Following three years of assessment by a coalition of more than 90 public and private groups, the plan specified goals including the provision of habitat greenways, the long-term viability of native plants and animals, the expansion of protected conservation areas, and the incorporation of the built environment with lakefront parks and forest preserves to ensure the continued opportunity for residents to experience nature.
AICP National Planning Landmarks Awards
The landmark designations honor places, programs, laws, and publications that are at least 25 years old and that have had a significant impact on planning in the U.S.
The five landmarks and two pioneers for 2001 were chosen by a jury chaired by Laurence C. Gerckens, FAICP
The Plan of Mariemont, Ohio
When Thomas J. Emery died in 1906, his widow, Mary Emery, undertook to erect a new town intended to serve as a national exemplar for suburban American and a permanent monument to her husband's memory.
Mary Emery engaged the services of John Nolen, Sr., whose proposal for Mariemont became the first plan for a new American town designed to operate as an automobile-accessed suburb for industrial workers. The 1922 plan provided for a broad range of incomes and lifestyles, preserved an extraordinary amount of green space and currently serves as an historic inspiration for neotraditional neighborhood design.

--

§ Direction 1: Reproduce the passage on planning landmarks word for word from "The five landmarks" to "neotraditional neighborhood design.".
§ Direction 2: Carry on the passage on planning landmarks from the point where it stops.

(Annotated element listings)
--

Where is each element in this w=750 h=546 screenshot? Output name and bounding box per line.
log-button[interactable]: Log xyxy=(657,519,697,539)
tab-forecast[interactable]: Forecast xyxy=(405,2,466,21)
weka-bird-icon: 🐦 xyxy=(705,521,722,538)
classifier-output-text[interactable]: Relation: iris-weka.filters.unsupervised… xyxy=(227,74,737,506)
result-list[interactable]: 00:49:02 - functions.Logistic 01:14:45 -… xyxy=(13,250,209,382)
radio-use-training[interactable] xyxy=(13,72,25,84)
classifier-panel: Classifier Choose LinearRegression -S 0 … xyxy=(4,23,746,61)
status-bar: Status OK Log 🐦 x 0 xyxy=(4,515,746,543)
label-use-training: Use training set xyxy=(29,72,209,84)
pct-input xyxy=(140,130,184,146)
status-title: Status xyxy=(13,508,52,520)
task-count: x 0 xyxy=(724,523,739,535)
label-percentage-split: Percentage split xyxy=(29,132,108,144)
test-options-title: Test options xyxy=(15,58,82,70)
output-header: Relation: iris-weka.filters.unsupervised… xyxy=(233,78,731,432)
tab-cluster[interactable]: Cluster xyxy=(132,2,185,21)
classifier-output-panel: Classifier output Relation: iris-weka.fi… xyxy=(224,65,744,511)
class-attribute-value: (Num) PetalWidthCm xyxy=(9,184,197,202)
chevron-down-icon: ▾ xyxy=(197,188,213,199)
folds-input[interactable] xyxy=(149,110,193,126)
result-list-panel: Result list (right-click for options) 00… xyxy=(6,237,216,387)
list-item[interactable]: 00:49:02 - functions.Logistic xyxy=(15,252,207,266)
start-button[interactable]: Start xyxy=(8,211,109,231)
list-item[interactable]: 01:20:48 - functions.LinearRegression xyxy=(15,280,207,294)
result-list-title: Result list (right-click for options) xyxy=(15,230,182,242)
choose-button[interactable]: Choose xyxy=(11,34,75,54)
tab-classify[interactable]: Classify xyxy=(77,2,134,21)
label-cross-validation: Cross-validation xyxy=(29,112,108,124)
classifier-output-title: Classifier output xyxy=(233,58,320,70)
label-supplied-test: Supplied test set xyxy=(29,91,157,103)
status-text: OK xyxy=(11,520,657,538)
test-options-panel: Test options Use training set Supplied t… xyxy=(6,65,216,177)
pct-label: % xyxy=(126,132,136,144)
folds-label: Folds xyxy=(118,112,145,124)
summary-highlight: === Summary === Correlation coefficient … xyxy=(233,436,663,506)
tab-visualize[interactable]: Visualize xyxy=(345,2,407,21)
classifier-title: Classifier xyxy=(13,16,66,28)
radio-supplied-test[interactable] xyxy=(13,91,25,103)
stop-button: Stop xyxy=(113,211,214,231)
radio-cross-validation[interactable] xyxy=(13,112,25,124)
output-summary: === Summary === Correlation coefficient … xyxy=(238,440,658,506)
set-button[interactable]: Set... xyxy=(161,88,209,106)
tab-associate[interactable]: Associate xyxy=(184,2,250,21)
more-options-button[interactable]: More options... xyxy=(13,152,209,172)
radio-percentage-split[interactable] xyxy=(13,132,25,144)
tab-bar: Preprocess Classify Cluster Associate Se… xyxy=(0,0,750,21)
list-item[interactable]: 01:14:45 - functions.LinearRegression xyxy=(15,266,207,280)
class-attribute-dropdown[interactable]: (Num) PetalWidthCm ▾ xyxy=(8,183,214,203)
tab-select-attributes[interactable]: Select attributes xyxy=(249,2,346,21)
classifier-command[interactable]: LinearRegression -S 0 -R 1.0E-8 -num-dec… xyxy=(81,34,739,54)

--

§ Written reply 1:
The five landmarks and two pioneers for 2001 were chosen by a jury chaired by Laurence C. Gerckens, FAICP
The Plan of Mariemont, Ohio
When Thomas J. Emery died in 1906, his widow, Mary Emery, undertook to erect a new town intended to serve as a national exemplar for suburban American and a permanent monument to her husband's memory.
Mary Emery engaged the services of John Nolen, Sr., whose proposal for Mariemont became the first plan for a new American town designed to operate as an automobile-accessed suburb for industrial workers. The 1922 plan provided for a broad range of incomes and lifestyles, preserved an extraordinary amount of green space and currently serves as an historic inspiration for neotraditional neighborhood design.

§ Written reply 2:
The Nine Square Plan of New Haven, Connecticut
Following the principles of ideal cities gleaned from the Bible, Minister John Davenport and merchant Theophilius Eaton laid out a new city in 1638 focused on a central square a half mile on a side, then subdivided into nine squares. The center square was reserved for religious and institutional use while the remaining eight areas were apportioned among the citizens.
This plan established the framework for the central-green, grid-street based village plan used by hundreds of newly settled towns across New York into New England and Ohio, and westward throughout the United States.
The Law of the Indies
Developed by the Spanish Crown to direct colonization in the New World, the Laws of the Indies contained instructions for site selection, financial and legal matters, the consideration of indigenous settlements, and the layout and construction of new towns. Issued by King Philip II in 1573, the laws included 148 ordinances, representing the most complete guide to European construction in the United States, and influencing the physical form of Spanish settlements from Florida and the Gulf Coast to Texas, across the Southwest and into California.
The Miami Valley (Ohio) Region's Fair Share Housing Plan of 1970
Known as the "Dayton Plan," Miami Valley's approach to providing affordable housing opportunities in each of five counties in the region became the first "fair share" housing plan in the nation, influencing housing planning in New Jersey and California, and the policies of the federal government.
No longer relegating affordable housing to a singular area within a central city, the plan called for dispersing low- and moderate-income housing on a regional basis, throughout 31 municipalities, and across suburbs and townships.
The Improvement of the Park System of the District of Columbia (The McMillan Plan)
The McMillan Commission was appointed by Sen. James McMillan and charged with updating Pierre L'Enfant's 1701 plan for Washington, D.C. The resulting 1902 plan included a regional park system and a central area plan that extended The Mall beyond the Washington Monument.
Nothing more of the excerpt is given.